## Saved entries

· · · ·

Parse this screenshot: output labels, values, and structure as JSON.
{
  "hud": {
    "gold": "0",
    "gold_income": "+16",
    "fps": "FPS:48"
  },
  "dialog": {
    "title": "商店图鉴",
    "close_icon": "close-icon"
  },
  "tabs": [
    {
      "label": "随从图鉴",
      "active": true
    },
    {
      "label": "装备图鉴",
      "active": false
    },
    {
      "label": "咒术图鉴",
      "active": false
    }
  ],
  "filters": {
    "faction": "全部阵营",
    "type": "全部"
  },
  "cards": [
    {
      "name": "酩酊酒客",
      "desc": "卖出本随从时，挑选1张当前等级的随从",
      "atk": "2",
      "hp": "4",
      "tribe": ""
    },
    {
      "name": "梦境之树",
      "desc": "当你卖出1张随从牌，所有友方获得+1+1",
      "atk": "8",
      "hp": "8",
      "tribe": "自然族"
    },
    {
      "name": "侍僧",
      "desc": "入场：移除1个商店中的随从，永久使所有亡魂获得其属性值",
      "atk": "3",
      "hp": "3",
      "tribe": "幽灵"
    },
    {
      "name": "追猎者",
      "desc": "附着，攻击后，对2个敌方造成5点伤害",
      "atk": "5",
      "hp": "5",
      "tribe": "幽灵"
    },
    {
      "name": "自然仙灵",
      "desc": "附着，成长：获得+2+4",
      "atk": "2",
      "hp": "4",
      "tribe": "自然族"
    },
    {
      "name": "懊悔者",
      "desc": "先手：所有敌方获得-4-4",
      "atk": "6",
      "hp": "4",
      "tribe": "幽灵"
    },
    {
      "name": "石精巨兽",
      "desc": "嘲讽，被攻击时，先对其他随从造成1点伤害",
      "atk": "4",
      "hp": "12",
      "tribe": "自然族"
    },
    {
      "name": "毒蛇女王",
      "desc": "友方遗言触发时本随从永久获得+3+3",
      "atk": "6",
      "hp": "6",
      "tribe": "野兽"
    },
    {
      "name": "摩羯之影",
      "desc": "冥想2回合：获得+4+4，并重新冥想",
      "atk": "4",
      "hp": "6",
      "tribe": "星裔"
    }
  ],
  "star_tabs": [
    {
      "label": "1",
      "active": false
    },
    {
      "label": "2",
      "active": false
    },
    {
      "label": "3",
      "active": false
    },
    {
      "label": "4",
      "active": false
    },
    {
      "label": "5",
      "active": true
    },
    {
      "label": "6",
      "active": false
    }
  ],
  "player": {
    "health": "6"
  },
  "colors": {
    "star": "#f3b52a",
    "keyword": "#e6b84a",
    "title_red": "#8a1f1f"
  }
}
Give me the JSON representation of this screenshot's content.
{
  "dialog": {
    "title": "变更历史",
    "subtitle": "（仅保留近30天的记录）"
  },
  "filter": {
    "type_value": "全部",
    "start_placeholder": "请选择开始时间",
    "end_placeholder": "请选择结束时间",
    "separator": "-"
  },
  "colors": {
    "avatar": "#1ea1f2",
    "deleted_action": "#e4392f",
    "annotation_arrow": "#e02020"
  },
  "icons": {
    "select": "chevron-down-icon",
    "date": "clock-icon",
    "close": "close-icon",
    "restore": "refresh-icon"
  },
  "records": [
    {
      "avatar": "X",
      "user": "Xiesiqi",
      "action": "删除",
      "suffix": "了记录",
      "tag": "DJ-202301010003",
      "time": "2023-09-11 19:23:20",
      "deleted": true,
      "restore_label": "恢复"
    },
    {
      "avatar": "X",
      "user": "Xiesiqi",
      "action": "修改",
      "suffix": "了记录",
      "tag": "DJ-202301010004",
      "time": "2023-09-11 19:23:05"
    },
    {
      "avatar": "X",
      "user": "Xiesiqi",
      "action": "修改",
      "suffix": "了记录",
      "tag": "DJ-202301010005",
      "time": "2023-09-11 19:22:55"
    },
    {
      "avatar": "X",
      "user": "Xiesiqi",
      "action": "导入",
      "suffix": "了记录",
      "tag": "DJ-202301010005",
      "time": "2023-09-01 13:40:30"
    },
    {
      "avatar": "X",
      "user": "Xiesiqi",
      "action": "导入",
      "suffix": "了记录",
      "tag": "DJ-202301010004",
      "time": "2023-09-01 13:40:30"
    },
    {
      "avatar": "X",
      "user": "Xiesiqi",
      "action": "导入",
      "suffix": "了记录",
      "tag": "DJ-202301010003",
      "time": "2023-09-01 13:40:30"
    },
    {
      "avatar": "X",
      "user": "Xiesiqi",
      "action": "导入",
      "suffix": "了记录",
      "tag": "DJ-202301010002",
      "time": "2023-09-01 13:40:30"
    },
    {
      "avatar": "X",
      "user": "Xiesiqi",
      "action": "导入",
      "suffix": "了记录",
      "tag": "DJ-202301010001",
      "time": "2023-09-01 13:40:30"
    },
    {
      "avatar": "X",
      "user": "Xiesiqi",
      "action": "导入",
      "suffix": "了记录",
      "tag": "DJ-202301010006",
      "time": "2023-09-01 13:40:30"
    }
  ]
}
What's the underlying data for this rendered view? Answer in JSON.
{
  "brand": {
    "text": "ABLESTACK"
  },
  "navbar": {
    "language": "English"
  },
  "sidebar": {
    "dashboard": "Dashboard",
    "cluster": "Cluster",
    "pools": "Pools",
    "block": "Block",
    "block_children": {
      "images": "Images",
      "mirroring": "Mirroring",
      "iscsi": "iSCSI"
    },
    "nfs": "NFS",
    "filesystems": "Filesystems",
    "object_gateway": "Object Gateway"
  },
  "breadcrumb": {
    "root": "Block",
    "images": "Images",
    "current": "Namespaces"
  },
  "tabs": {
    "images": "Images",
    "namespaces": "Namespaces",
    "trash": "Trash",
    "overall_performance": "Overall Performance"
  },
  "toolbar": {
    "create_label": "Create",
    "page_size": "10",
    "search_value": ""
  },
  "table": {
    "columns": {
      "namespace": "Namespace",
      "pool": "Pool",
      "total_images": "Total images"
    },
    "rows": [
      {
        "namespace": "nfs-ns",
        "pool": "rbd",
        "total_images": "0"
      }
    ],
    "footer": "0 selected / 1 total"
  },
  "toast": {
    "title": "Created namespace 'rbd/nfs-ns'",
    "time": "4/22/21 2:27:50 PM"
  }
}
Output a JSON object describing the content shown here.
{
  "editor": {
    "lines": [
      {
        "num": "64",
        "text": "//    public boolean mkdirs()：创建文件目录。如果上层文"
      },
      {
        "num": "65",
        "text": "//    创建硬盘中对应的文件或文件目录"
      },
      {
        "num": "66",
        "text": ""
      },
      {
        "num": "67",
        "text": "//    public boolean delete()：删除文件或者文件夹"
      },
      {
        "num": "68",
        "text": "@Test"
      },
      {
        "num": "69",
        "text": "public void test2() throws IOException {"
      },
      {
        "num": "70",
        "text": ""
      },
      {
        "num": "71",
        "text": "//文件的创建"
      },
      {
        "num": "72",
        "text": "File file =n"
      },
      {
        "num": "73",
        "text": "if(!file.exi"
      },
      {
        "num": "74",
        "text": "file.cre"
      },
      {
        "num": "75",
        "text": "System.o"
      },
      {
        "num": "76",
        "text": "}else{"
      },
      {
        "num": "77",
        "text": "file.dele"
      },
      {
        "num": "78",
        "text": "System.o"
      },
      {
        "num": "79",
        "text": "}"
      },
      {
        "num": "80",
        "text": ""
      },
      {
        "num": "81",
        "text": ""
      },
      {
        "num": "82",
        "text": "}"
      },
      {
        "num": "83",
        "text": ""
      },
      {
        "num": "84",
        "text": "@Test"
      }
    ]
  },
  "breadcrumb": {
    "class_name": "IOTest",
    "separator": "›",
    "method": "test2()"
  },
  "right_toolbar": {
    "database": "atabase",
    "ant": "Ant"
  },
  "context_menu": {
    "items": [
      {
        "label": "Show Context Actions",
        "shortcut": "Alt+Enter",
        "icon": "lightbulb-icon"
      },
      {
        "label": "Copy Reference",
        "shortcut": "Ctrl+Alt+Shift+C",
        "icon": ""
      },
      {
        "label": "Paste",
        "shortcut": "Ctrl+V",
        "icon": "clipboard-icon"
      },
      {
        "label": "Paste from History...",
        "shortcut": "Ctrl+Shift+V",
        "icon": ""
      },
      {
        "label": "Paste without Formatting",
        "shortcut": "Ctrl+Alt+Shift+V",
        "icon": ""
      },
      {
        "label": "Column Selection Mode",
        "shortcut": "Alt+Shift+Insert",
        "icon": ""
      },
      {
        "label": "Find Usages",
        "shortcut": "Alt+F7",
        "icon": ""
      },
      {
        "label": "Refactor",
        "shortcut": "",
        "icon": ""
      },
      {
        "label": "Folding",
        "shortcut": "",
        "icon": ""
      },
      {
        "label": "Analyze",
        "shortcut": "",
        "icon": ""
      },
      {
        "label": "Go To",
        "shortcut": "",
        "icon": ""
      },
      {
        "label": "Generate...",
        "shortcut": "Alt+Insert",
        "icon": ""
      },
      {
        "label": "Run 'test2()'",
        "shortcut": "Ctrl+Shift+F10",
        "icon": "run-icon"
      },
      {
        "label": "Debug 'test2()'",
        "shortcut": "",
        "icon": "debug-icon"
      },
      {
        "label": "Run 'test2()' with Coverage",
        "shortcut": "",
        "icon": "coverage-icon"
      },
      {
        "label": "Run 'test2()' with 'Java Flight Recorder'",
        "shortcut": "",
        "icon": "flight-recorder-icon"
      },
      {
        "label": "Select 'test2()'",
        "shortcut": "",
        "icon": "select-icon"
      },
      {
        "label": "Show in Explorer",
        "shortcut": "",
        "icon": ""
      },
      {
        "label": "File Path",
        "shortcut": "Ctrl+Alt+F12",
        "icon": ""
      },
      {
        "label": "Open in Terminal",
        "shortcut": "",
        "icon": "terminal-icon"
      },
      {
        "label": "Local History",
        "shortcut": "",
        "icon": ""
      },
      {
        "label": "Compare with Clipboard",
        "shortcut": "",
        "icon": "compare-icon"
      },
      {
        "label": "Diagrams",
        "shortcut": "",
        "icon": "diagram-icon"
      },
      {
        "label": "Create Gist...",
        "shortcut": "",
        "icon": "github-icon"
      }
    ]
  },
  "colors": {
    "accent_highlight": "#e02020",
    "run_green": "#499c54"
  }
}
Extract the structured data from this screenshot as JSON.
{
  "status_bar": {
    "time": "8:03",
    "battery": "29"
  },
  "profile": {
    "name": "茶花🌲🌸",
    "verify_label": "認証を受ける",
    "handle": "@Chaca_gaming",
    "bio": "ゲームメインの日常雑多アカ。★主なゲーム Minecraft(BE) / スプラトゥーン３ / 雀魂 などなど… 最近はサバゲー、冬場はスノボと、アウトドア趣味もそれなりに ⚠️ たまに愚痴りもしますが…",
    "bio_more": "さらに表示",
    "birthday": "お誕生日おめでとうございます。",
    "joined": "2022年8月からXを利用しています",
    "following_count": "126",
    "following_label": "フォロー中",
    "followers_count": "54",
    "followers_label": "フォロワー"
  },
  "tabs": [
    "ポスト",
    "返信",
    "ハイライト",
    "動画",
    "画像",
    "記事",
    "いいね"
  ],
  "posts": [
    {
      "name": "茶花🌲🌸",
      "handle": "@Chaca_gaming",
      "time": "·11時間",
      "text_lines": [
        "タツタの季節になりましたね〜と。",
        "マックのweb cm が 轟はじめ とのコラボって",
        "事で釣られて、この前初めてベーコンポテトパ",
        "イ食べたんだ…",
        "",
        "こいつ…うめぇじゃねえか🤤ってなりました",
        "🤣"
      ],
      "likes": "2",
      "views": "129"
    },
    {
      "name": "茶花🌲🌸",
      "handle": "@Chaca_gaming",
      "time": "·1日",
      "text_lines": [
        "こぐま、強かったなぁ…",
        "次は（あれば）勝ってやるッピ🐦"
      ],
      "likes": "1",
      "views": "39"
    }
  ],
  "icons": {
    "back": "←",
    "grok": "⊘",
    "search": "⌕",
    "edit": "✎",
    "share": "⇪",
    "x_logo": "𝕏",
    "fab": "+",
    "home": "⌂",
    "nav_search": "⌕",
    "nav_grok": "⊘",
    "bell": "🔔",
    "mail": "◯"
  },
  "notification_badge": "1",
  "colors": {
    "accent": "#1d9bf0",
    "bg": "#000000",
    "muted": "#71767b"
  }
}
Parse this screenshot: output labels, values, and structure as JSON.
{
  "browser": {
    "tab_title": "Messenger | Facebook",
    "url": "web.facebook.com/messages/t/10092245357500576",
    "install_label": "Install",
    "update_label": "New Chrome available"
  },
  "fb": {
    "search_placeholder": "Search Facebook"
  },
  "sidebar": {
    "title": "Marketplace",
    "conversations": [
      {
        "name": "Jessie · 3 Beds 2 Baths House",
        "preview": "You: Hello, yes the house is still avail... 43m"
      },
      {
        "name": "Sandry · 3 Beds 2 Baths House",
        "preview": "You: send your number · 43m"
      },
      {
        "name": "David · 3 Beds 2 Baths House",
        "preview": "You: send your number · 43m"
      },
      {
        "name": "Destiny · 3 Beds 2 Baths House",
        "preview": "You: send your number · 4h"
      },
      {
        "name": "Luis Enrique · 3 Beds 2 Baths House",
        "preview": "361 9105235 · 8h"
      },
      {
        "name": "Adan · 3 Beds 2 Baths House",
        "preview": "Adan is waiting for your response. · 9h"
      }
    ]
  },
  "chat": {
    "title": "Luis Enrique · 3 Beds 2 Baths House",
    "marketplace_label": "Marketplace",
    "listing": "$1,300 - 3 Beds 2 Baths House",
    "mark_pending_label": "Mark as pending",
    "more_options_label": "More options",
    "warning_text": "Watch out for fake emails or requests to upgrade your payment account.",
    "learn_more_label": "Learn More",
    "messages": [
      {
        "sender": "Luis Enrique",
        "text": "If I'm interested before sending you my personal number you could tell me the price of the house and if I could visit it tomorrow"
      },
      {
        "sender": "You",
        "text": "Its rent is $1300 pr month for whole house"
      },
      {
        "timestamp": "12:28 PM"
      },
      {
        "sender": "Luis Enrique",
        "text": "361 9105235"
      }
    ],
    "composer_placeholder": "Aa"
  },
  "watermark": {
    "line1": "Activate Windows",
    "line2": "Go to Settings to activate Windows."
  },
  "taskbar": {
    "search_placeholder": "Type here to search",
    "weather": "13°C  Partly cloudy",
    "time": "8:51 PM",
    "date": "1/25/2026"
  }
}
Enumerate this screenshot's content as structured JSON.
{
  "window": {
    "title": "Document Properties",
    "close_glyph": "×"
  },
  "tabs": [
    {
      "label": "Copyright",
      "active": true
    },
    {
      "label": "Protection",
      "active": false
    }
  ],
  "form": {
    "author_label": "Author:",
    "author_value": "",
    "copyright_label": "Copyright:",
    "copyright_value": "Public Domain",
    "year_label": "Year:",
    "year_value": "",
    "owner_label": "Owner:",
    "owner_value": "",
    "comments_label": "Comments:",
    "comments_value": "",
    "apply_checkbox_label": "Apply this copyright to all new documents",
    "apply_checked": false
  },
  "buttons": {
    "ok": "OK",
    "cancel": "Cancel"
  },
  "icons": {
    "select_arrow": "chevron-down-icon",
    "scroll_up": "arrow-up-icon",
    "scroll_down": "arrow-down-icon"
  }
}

· · · ·

## Requirement
Count how many lines in the data contain the word "Windows", giving the number without comment.

## Result for this task
2